** WORK REQUIRED **
Extract every entry word for word. Skip the pictures.

** EXCERPTED DATA **
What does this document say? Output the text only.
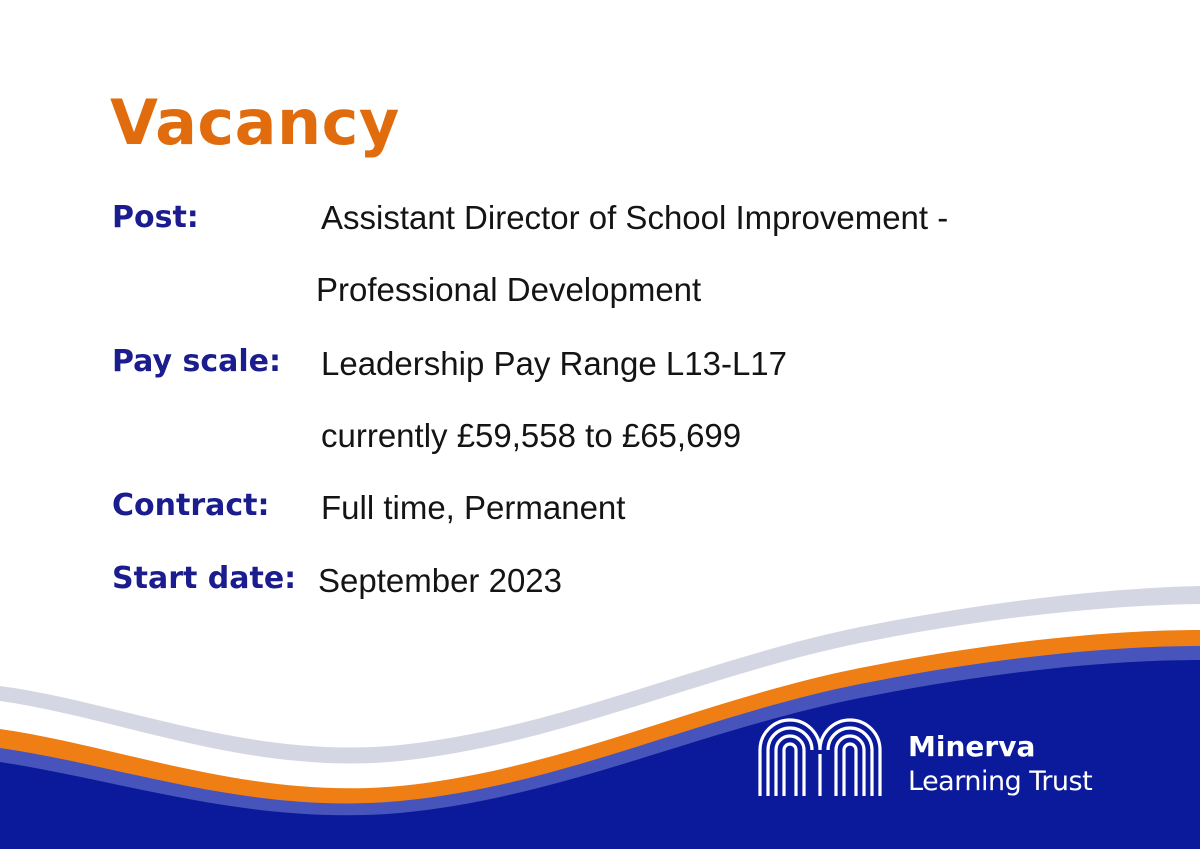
Vacancy
Post:	Assistant Director of School Improvement -
Professional Development
Pay scale: Leadership Pay Range L13-L17
currently £59,558 to £65,699
Contract: Full time, Permanent
Start date: September 2023
Minerva
Learning Trust
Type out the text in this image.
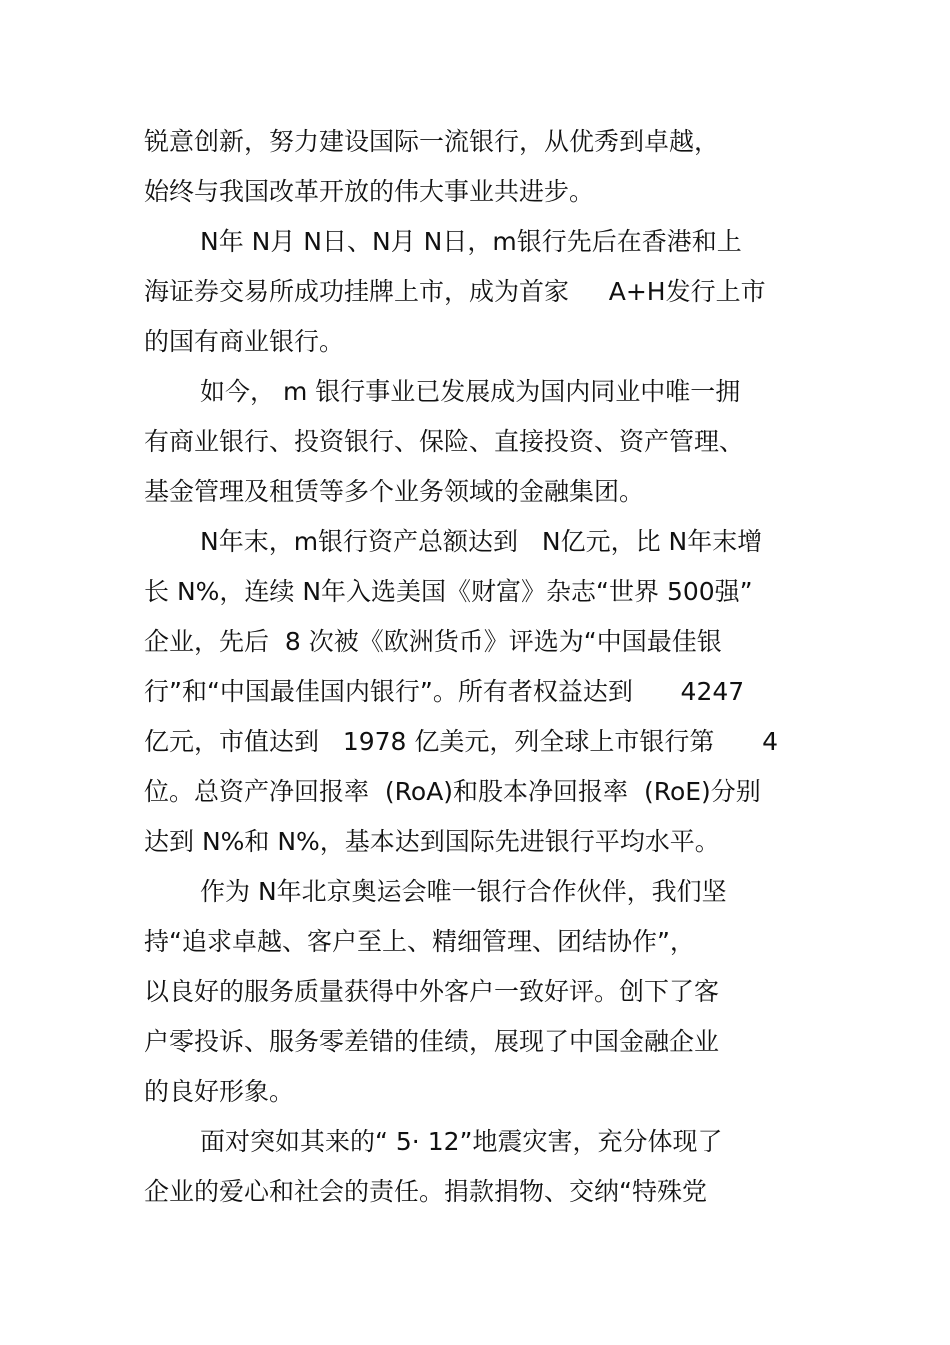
锐意创新，努力建设国际一流银行，从优秀到卓越，
始终与我国改革开放的伟大事业共进步。
N年 N月 N日、N月 N日，m银行先后在香港和上
海证券交易所成功挂牌上市，成为首家     A+H发行上市
的国有商业银行。
如今， m 银行事业已发展成为国内同业中唯一拥
有商业银行、投资银行、保险、直接投资、资产管理、
基金管理及租赁等多个业务领域的金融集团。
N年末，m银行资产总额达到   N亿元，比 N年末增
长 N%，连续 N年入选美国《财富》杂志“世界 500强”
企业，先后  8 次被《欧洲货币》评选为“中国最佳银
行”和“中国最佳国内银行”。所有者权益达到      4247
亿元，市值达到   1978 亿美元，列全球上市银行第      4
位。总资产净回报率  (RoA)和股本净回报率  (RoE)分别
达到 N%和 N%，基本达到国际先进银行平均水平。
作为 N年北京奥运会唯一银行合作伙伴，我们坚
持“追求卓越、客户至上、精细管理、团结协作”，
以良好的服务质量获得中外客户一致好评。创下了客
户零投诉、服务零差错的佳绩，展现了中国金融企业
的良好形象。
面对突如其来的“ 5· 12”地震灾害，充分体现了
企业的爱心和社会的责任。捐款捐物、交纳“特殊党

** FULL OUTPUT **
What does this document say? Output the text only.
Vacancy
Post:	Assistant Director of School Improvement -
Professional Development
Pay scale: Leadership Pay Range L13-L17
currently £59,558 to £65,699
Contract: Full time, Permanent
Start date: September 2023
Minerva
Learning Trust
Type out the text in this image.
锐意创新，努力建设国际一流银行，从优秀到卓越，
始终与我国改革开放的伟大事业共进步。
N年 N月 N日、N月 N日，m银行先后在香港和上
海证券交易所成功挂牌上市，成为首家     A+H发行上市
的国有商业银行。
如今， m 银行事业已发展成为国内同业中唯一拥
有商业银行、投资银行、保险、直接投资、资产管理、
基金管理及租赁等多个业务领域的金融集团。
N年末，m银行资产总额达到   N亿元，比 N年末增
长 N%，连续 N年入选美国《财富》杂志“世界 500强”
企业，先后  8 次被《欧洲货币》评选为“中国最佳银
行”和“中国最佳国内银行”。所有者权益达到      4247
亿元，市值达到   1978 亿美元，列全球上市银行第      4
位。总资产净回报率  (RoA)和股本净回报率  (RoE)分别
达到 N%和 N%，基本达到国际先进银行平均水平。
作为 N年北京奥运会唯一银行合作伙伴，我们坚
持“追求卓越、客户至上、精细管理、团结协作”，
以良好的服务质量获得中外客户一致好评。创下了客
户零投诉、服务零差错的佳绩，展现了中国金融企业
的良好形象。
面对突如其来的“ 5· 12”地震灾害，充分体现了
企业的爱心和社会的责任。捐款捐物、交纳“特殊党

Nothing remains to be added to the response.